Records for this task:

+---+

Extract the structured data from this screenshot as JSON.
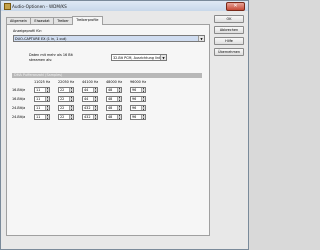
{
  "window": {
    "title": "Audio-Optionen - WDM/KS",
    "close_glyph": "✕"
  },
  "tabs": [
    {
      "label": "Allgemein",
      "active": false
    },
    {
      "label": "Eiwasdat",
      "active": false
    },
    {
      "label": "Treiber",
      "active": false
    },
    {
      "label": "Treiberprofile",
      "active": true
    }
  ],
  "buttons": {
    "ok": "OK",
    "cancel": "Abbrechen",
    "help": "Hilfe",
    "apply": "Übernehmen"
  },
  "profile": {
    "label": "Anzeigeprofil für:",
    "device": "DUO-CAPTURE EX (1 in, 1 out)"
  },
  "bits": {
    "label_line1": "Daten mit mehr als 16 Bit",
    "label_line2": "streamen als:",
    "value": "32-Bit PCM, Ausrichtung links"
  },
  "dma": {
    "header": "DMA Pufferanzahl (Samples)",
    "frequencies": [
      "11025 Hz",
      "22050 Hz",
      "44100 Hz",
      "48000 Hz",
      "96000 Hz"
    ],
    "rows": [
      {
        "label": "16-Bit/e",
        "values": [
          "11",
          "22",
          "44",
          "48",
          "96"
        ]
      },
      {
        "label": "16-Bit/a",
        "values": [
          "11",
          "22",
          "44",
          "48",
          "96"
        ]
      },
      {
        "label": "24-Bit/a",
        "values": [
          "11",
          "22",
          "432",
          "48",
          "96"
        ]
      },
      {
        "label": "24-Bit/a",
        "values": [
          "11",
          "22",
          "432",
          "48",
          "96"
        ]
      }
    ]
  }
}
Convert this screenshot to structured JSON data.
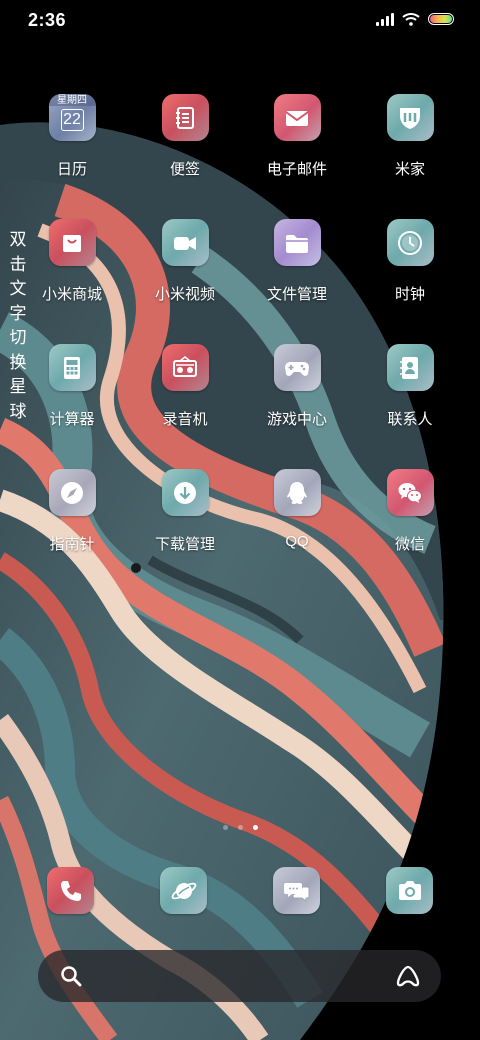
{
  "status_bar": {
    "time": "2:36"
  },
  "side_text": "双击文字切换星球",
  "apps": [
    {
      "label": "日历",
      "icon": "calendar-icon",
      "weekday": "星期四",
      "day": "22"
    },
    {
      "label": "便签",
      "icon": "notes-icon"
    },
    {
      "label": "电子邮件",
      "icon": "mail-icon"
    },
    {
      "label": "米家",
      "icon": "mijia-icon"
    },
    {
      "label": "小米商城",
      "icon": "shopping-bag-icon"
    },
    {
      "label": "小米视频",
      "icon": "video-camera-icon"
    },
    {
      "label": "文件管理",
      "icon": "folder-icon"
    },
    {
      "label": "时钟",
      "icon": "clock-icon"
    },
    {
      "label": "计算器",
      "icon": "calculator-icon"
    },
    {
      "label": "录音机",
      "icon": "radio-recorder-icon"
    },
    {
      "label": "游戏中心",
      "icon": "gamepad-icon"
    },
    {
      "label": "联系人",
      "icon": "contacts-book-icon"
    },
    {
      "label": "指南针",
      "icon": "compass-icon"
    },
    {
      "label": "下载管理",
      "icon": "download-icon"
    },
    {
      "label": "QQ",
      "icon": "qq-penguin-icon"
    },
    {
      "label": "微信",
      "icon": "wechat-icon"
    }
  ],
  "dock": [
    {
      "icon": "phone-icon"
    },
    {
      "icon": "browser-planet-icon"
    },
    {
      "icon": "messages-icon"
    },
    {
      "icon": "camera-icon"
    }
  ],
  "page_indicator": {
    "pages": 3,
    "current": 3
  },
  "search_bar": {
    "left_icon": "search-icon",
    "right_icon": "assistant-icon"
  }
}
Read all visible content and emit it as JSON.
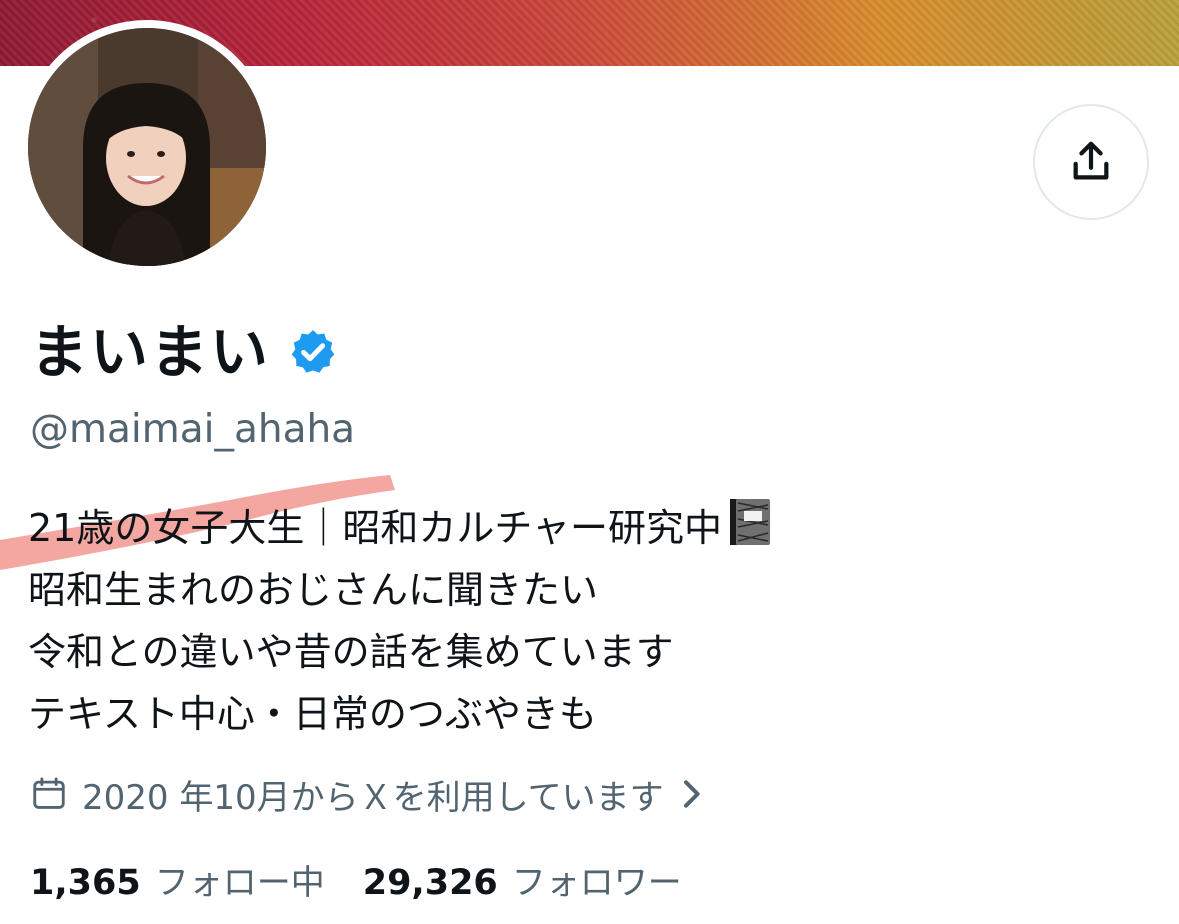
{
  "profile": {
    "display_name": "まいまい",
    "handle": "@maimai_ahaha",
    "bio_lines": [
      "21歳の女子大生｜昭和カルチャー研究中",
      "昭和生まれのおじさんに聞きたい",
      "令和との違いや昔の話を集めています",
      "テキスト中心・日常のつぶやきも"
    ],
    "joined_text": "2020 年10月からＸを利用しています",
    "following_count": "1,365",
    "following_label": "フォロー中",
    "followers_count": "29,326",
    "followers_label": "フォロワー"
  },
  "icons": {
    "share": "share-upload-icon",
    "verified": "verified-badge-icon",
    "bio_emoji": "notebook-icon",
    "joined": "calendar-icon",
    "joined_chevron": "chevron-right-icon"
  },
  "colors": {
    "verified": "#1d9bf0",
    "secondary_text": "#536471",
    "primary_text": "#0f1419",
    "highlight_marker": "#f08a80"
  }
}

+---+

Objective:
Go through the listing above and write it out again exactly, dropping the pictures.

Task response:
Extract the structured data from this screenshot as JSON.
{
  "window": {
    "title": "Audio-Optionen - WDM/KS",
    "close_glyph": "✕"
  },
  "tabs": [
    {
      "label": "Allgemein",
      "active": false
    },
    {
      "label": "Eiwasdat",
      "active": false
    },
    {
      "label": "Treiber",
      "active": false
    },
    {
      "label": "Treiberprofile",
      "active": true
    }
  ],
  "buttons": {
    "ok": "OK",
    "cancel": "Abbrechen",
    "help": "Hilfe",
    "apply": "Übernehmen"
  },
  "profile": {
    "label": "Anzeigeprofil für:",
    "device": "DUO-CAPTURE EX (1 in, 1 out)"
  },
  "bits": {
    "label_line1": "Daten mit mehr als 16 Bit",
    "label_line2": "streamen als:",
    "value": "32-Bit PCM, Ausrichtung links"
  },
  "dma": {
    "header": "DMA Pufferanzahl (Samples)",
    "frequencies": [
      "11025 Hz",
      "22050 Hz",
      "44100 Hz",
      "48000 Hz",
      "96000 Hz"
    ],
    "rows": [
      {
        "label": "16-Bit/e",
        "values": [
          "11",
          "22",
          "44",
          "48",
          "96"
        ]
      },
      {
        "label": "16-Bit/a",
        "values": [
          "11",
          "22",
          "44",
          "48",
          "96"
        ]
      },
      {
        "label": "24-Bit/a",
        "values": [
          "11",
          "22",
          "432",
          "48",
          "96"
        ]
      },
      {
        "label": "24-Bit/a",
        "values": [
          "11",
          "22",
          "432",
          "48",
          "96"
        ]
      }
    ]
  }
}
Convert this screenshot to structured JSON data.
{
  "status_bar": {
    "time": "2:36"
  },
  "side_text": "双击文字切换星球",
  "apps": [
    {
      "label": "日历",
      "icon": "calendar-icon",
      "weekday": "星期四",
      "day": "22"
    },
    {
      "label": "便签",
      "icon": "notes-icon"
    },
    {
      "label": "电子邮件",
      "icon": "mail-icon"
    },
    {
      "label": "米家",
      "icon": "mijia-icon"
    },
    {
      "label": "小米商城",
      "icon": "shopping-bag-icon"
    },
    {
      "label": "小米视频",
      "icon": "video-camera-icon"
    },
    {
      "label": "文件管理",
      "icon": "folder-icon"
    },
    {
      "label": "时钟",
      "icon": "clock-icon"
    },
    {
      "label": "计算器",
      "icon": "calculator-icon"
    },
    {
      "label": "录音机",
      "icon": "radio-recorder-icon"
    },
    {
      "label": "游戏中心",
      "icon": "gamepad-icon"
    },
    {
      "label": "联系人",
      "icon": "contacts-book-icon"
    },
    {
      "label": "指南针",
      "icon": "compass-icon"
    },
    {
      "label": "下载管理",
      "icon": "download-icon"
    },
    {
      "label": "QQ",
      "icon": "qq-penguin-icon"
    },
    {
      "label": "微信",
      "icon": "wechat-icon"
    }
  ],
  "dock": [
    {
      "icon": "phone-icon"
    },
    {
      "icon": "browser-planet-icon"
    },
    {
      "icon": "messages-icon"
    },
    {
      "icon": "camera-icon"
    }
  ],
  "page_indicator": {
    "pages": 3,
    "current": 3
  },
  "search_bar": {
    "left_icon": "search-icon",
    "right_icon": "assistant-icon"
  }
}
Read all visible content and emit it as JSON.
{
  "profile": {
    "display_name": "まいまい",
    "handle": "@maimai_ahaha",
    "bio_lines": [
      "21歳の女子大生｜昭和カルチャー研究中",
      "昭和生まれのおじさんに聞きたい",
      "令和との違いや昔の話を集めています",
      "テキスト中心・日常のつぶやきも"
    ],
    "joined_text": "2020 年10月からＸを利用しています",
    "following_count": "1,365",
    "following_label": "フォロー中",
    "followers_count": "29,326",
    "followers_label": "フォロワー"
  },
  "icons": {
    "share": "share-upload-icon",
    "verified": "verified-badge-icon",
    "bio_emoji": "notebook-icon",
    "joined": "calendar-icon",
    "joined_chevron": "chevron-right-icon"
  },
  "colors": {
    "verified": "#1d9bf0",
    "secondary_text": "#536471",
    "primary_text": "#0f1419",
    "highlight_marker": "#f08a80"
  }
}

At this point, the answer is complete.